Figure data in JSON
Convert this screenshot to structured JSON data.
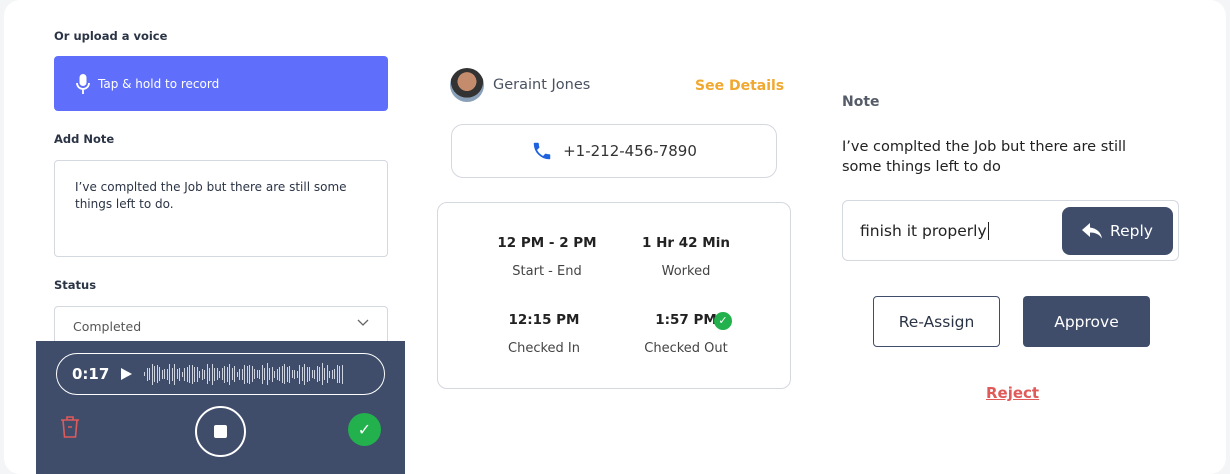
{
  "left": {
    "upload_label": "Or upload a voice",
    "record_label": "Tap & hold to record",
    "note_label": "Add Note",
    "note_value": "I’ve complted the Job but there are still some things left to do.",
    "status_label": "Status",
    "status_value": "Completed",
    "recorder": {
      "time": "0:17"
    }
  },
  "middle": {
    "name": "Geraint Jones",
    "see_details": "See Details",
    "phone": "+1-212-456-7890",
    "info": [
      {
        "value": "12 PM - 2 PM",
        "label": "Start - End"
      },
      {
        "value": "1 Hr 42 Min",
        "label": "Worked"
      },
      {
        "value": "12:15 PM",
        "label": "Checked In"
      },
      {
        "value": "1:57 PM",
        "label": "Checked Out"
      }
    ]
  },
  "right": {
    "note_label": "Note",
    "note_text": "I’ve complted the Job but there are still some things left to do",
    "reply_value": "finish it properly",
    "reply_button": "Reply",
    "reassign": "Re-Assign",
    "approve": "Approve",
    "reject": "Reject"
  },
  "colors": {
    "primary": "#5f6ffb",
    "dark": "#3f4d6b",
    "accent": "#f0a830",
    "success": "#22b14c",
    "danger": "#e05a5a"
  }
}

> REQUEST
Locate and copy each line in the data above that includes the word "still".

> SOLUTION FOR THIS PROBLEM
    "note_value": "I’ve complted the Job but there are still some things left to do.",
    "note_text": "I’ve complted the Job but there are still some things left to do",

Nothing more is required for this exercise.